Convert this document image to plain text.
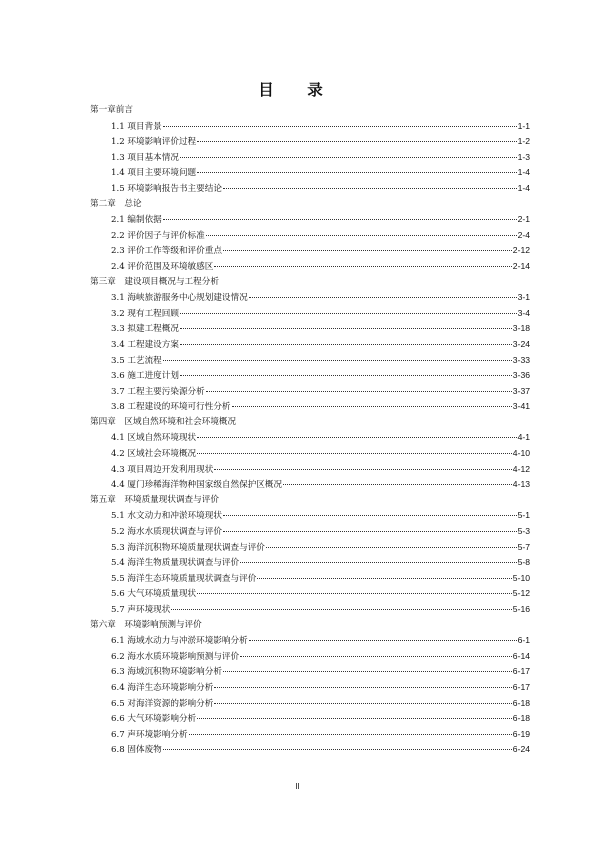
目 录
第一章前言
1.1 项目背景	1-1
1.2 环境影响评价过程	1-2
1.3 项目基本情况	1-3
1.4 项目主要环境问题	1-4
1.5 环境影响报告书主要结论	1-4
第二章　总论
2.1 编制依据	2-1
2.2 评价因子与评价标准	2-4
2.3 评价工作等级和评价重点	2-12
2.4 评价范围及环境敏感区	2-14
第三章　建设项目概况与工程分析
3.1 海峡旅游服务中心规划建设情况	3-1
3.2 现有工程回顾	3-4
3.3 拟建工程概况	3-18
3.4 工程建设方案	3-24
3.5 工艺流程	3-33
3.6 施工进度计划	3-36
3.7 工程主要污染源分析	3-37
3.8 工程建设的环境可行性分析	3-41
第四章　区域自然环境和社会环境概况
4.1 区域自然环境现状	4-1
4.2 区域社会环境概况	4-10
4.3 项目周边开发利用现状	4-12
4.4 厦门珍稀海洋物种国家级自然保护区概况	4-13
第五章　环境质量现状调查与评价
5.1 水文动力和冲淤环境现状	5-1
5.2 海水水质现状调查与评价	5-3
5.3 海洋沉积物环境质量现状调查与评价	5-7
5.4 海洋生物质量现状调查与评价	5-8
5.5 海洋生态环境质量现状调查与评价	5-10
5.6 大气环境质量现状	5-12
5.7 声环境现状	5-16
第六章　环境影响预测与评价
6.1 海域水动力与冲淤环境影响分析	6-1
6.2 海水水质环境影响预测与评价	6-14
6.3 海域沉积物环境影响分析	6-17
6.4 海洋生态环境影响分析	6-17
6.5 对海洋资源的影响分析	6-18
6.6 大气环境影响分析	6-18
6.7 声环境影响分析	6-19
6.8 固体废物	6-24
II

- WRITTEN EXERCISE -
Transcribe each entry above exactly, apart from the pictures.

- TASK SOLUTION -
Convert this document image to plain text.
目 录
第一章前言
1.1 项目背景	1-1
1.2 环境影响评价过程	1-2
1.3 项目基本情况	1-3
1.4 项目主要环境问题	1-4
1.5 环境影响报告书主要结论	1-4
第二章　总论
2.1 编制依据	2-1
2.2 评价因子与评价标准	2-4
2.3 评价工作等级和评价重点	2-12
2.4 评价范围及环境敏感区	2-14
第三章　建设项目概况与工程分析
3.1 海峡旅游服务中心规划建设情况	3-1
3.2 现有工程回顾	3-4
3.3 拟建工程概况	3-18
3.4 工程建设方案	3-24
3.5 工艺流程	3-33
3.6 施工进度计划	3-36
3.7 工程主要污染源分析	3-37
3.8 工程建设的环境可行性分析	3-41
第四章　区域自然环境和社会环境概况
4.1 区域自然环境现状	4-1
4.2 区域社会环境概况	4-10
4.3 项目周边开发利用现状	4-12
4.4 厦门珍稀海洋物种国家级自然保护区概况	4-13
第五章　环境质量现状调查与评价
5.1 水文动力和冲淤环境现状	5-1
5.2 海水水质现状调查与评价	5-3
5.3 海洋沉积物环境质量现状调查与评价	5-7
5.4 海洋生物质量现状调查与评价	5-8
5.5 海洋生态环境质量现状调查与评价	5-10
5.6 大气环境质量现状	5-12
5.7 声环境现状	5-16
第六章　环境影响预测与评价
6.1 海域水动力与冲淤环境影响分析	6-1
6.2 海水水质环境影响预测与评价	6-14
6.3 海域沉积物环境影响分析	6-17
6.4 海洋生态环境影响分析	6-17
6.5 对海洋资源的影响分析	6-18
6.6 大气环境影响分析	6-18
6.7 声环境影响分析	6-19
6.8 固体废物	6-24
II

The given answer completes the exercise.